*WHAT THE TASK ASKS*.
Below is a listing; reproduce each line of it exactly.

*DATA SHOWN*.
===

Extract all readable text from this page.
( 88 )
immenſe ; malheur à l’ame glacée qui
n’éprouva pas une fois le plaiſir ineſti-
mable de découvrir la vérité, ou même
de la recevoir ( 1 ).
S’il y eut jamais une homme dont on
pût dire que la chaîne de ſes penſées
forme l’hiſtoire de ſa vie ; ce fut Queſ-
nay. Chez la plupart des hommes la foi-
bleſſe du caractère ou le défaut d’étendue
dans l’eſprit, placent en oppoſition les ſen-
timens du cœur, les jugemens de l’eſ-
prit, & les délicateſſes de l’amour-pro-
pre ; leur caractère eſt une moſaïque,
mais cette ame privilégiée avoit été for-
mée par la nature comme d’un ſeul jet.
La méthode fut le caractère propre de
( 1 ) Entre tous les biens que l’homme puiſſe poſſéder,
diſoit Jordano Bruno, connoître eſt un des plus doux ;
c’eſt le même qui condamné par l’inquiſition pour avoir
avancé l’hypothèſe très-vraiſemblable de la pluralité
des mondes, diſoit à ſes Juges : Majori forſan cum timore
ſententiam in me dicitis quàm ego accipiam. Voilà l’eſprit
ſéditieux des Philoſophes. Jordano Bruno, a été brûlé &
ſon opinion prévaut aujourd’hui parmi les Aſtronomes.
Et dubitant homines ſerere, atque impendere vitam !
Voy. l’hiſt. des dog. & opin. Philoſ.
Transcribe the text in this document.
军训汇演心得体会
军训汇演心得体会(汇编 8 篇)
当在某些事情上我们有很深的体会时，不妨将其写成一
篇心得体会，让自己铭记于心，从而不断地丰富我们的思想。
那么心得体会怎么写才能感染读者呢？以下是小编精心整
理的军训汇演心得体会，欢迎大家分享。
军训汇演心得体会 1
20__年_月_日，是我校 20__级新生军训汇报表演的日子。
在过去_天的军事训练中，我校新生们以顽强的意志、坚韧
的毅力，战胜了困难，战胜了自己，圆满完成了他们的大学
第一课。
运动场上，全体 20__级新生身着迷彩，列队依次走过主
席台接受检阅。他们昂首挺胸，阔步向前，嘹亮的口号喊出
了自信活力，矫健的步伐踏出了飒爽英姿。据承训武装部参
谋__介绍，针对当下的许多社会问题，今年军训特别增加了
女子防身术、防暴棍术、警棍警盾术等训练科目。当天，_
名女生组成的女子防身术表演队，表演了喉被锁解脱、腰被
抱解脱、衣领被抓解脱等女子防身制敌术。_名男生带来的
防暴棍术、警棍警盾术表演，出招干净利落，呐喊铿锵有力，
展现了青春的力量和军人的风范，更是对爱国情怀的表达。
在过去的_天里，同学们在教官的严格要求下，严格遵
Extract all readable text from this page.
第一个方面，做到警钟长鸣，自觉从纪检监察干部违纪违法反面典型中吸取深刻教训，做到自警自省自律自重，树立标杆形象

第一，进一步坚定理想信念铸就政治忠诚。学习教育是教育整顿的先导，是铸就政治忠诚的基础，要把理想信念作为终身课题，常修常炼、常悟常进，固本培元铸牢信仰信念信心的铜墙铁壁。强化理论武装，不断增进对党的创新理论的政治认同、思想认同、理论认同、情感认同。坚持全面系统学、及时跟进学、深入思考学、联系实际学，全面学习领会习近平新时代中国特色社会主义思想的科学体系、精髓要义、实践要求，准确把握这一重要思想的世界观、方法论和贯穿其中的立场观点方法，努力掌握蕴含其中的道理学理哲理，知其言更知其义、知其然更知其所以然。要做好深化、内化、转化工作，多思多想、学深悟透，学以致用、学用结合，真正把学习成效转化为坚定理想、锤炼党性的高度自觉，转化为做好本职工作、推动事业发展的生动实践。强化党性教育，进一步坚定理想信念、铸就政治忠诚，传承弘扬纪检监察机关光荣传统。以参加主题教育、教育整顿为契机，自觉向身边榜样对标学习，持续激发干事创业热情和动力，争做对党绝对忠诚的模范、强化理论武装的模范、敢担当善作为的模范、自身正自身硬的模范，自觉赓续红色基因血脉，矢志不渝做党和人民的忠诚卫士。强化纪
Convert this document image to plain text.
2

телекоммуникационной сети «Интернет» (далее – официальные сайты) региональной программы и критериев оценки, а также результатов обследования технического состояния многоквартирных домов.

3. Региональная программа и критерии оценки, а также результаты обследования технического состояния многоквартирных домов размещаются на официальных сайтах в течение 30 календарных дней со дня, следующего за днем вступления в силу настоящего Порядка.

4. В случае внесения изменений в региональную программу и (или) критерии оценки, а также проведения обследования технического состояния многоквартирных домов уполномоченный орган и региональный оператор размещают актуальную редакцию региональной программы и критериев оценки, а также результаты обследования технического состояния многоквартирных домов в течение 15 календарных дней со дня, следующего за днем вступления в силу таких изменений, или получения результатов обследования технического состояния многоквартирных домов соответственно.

===

*EXERCISE RESULT*.
Extract all readable text from this page.
( 88 )
immenſe ; malheur à l’ame glacée qui
n’éprouva pas une fois le plaiſir ineſti-
mable de découvrir la vérité, ou même
de la recevoir ( 1 ).
S’il y eut jamais une homme dont on
pût dire que la chaîne de ſes penſées
forme l’hiſtoire de ſa vie ; ce fut Queſ-
nay. Chez la plupart des hommes la foi-
bleſſe du caractère ou le défaut d’étendue
dans l’eſprit, placent en oppoſition les ſen-
timens du cœur, les jugemens de l’eſ-
prit, & les délicateſſes de l’amour-pro-
pre ; leur caractère eſt une moſaïque,
mais cette ame privilégiée avoit été for-
mée par la nature comme d’un ſeul jet.
La méthode fut le caractère propre de
( 1 ) Entre tous les biens que l’homme puiſſe poſſéder,
diſoit Jordano Bruno, connoître eſt un des plus doux ;
c’eſt le même qui condamné par l’inquiſition pour avoir
avancé l’hypothèſe très-vraiſemblable de la pluralité
des mondes, diſoit à ſes Juges : Majori forſan cum timore
ſententiam in me dicitis quàm ego accipiam. Voilà l’eſprit
ſéditieux des Philoſophes. Jordano Bruno, a été brûlé &
ſon opinion prévaut aujourd’hui parmi les Aſtronomes.
Et dubitant homines ſerere, atque impendere vitam !
Voy. l’hiſt. des dog. & opin. Philoſ.
Transcribe the text in this document.
军训汇演心得体会
军训汇演心得体会(汇编 8 篇)
当在某些事情上我们有很深的体会时，不妨将其写成一
篇心得体会，让自己铭记于心，从而不断地丰富我们的思想。
那么心得体会怎么写才能感染读者呢？以下是小编精心整
理的军训汇演心得体会，欢迎大家分享。
军训汇演心得体会 1
20__年_月_日，是我校 20__级新生军训汇报表演的日子。
在过去_天的军事训练中，我校新生们以顽强的意志、坚韧
的毅力，战胜了困难，战胜了自己，圆满完成了他们的大学
第一课。
运动场上，全体 20__级新生身着迷彩，列队依次走过主
席台接受检阅。他们昂首挺胸，阔步向前，嘹亮的口号喊出
了自信活力，矫健的步伐踏出了飒爽英姿。据承训武装部参
谋__介绍，针对当下的许多社会问题，今年军训特别增加了
女子防身术、防暴棍术、警棍警盾术等训练科目。当天，_
名女生组成的女子防身术表演队，表演了喉被锁解脱、腰被
抱解脱、衣领被抓解脱等女子防身制敌术。_名男生带来的
防暴棍术、警棍警盾术表演，出招干净利落，呐喊铿锵有力，
展现了青春的力量和军人的风范，更是对爱国情怀的表达。
在过去的_天里，同学们在教官的严格要求下，严格遵
Extract all readable text from this page.
第一个方面，做到警钟长鸣，自觉从纪检监察干部违纪违法反面典型中吸取深刻教训，做到自警自省自律自重，树立标杆形象

第一，进一步坚定理想信念铸就政治忠诚。学习教育是教育整顿的先导，是铸就政治忠诚的基础，要把理想信念作为终身课题，常修常炼、常悟常进，固本培元铸牢信仰信念信心的铜墙铁壁。强化理论武装，不断增进对党的创新理论的政治认同、思想认同、理论认同、情感认同。坚持全面系统学、及时跟进学、深入思考学、联系实际学，全面学习领会习近平新时代中国特色社会主义思想的科学体系、精髓要义、实践要求，准确把握这一重要思想的世界观、方法论和贯穿其中的立场观点方法，努力掌握蕴含其中的道理学理哲理，知其言更知其义、知其然更知其所以然。要做好深化、内化、转化工作，多思多想、学深悟透，学以致用、学用结合，真正把学习成效转化为坚定理想、锤炼党性的高度自觉，转化为做好本职工作、推动事业发展的生动实践。强化党性教育，进一步坚定理想信念、铸就政治忠诚，传承弘扬纪检监察机关光荣传统。以参加主题教育、教育整顿为契机，自觉向身边榜样对标学习，持续激发干事创业热情和动力，争做对党绝对忠诚的模范、强化理论武装的模范、敢担当善作为的模范、自身正自身硬的模范，自觉赓续红色基因血脉，矢志不渝做党和人民的忠诚卫士。强化纪
Convert this document image to plain text.
2

телекоммуникационной сети «Интернет» (далее – официальные сайты) региональной программы и критериев оценки, а также результатов обследования технического состояния многоквартирных домов.

3. Региональная программа и критерии оценки, а также результаты обследования технического состояния многоквартирных домов размещаются на официальных сайтах в течение 30 календарных дней со дня, следующего за днем вступления в силу настоящего Порядка.

4. В случае внесения изменений в региональную программу и (или) критерии оценки, а также проведения обследования технического состояния многоквартирных домов уполномоченный орган и региональный оператор размещают актуальную редакцию региональной программы и критериев оценки, а также результаты обследования технического состояния многоквартирных домов в течение 15 календарных дней со дня, следующего за днем вступления в силу таких изменений, или получения результатов обследования технического состояния многоквартирных домов соответственно.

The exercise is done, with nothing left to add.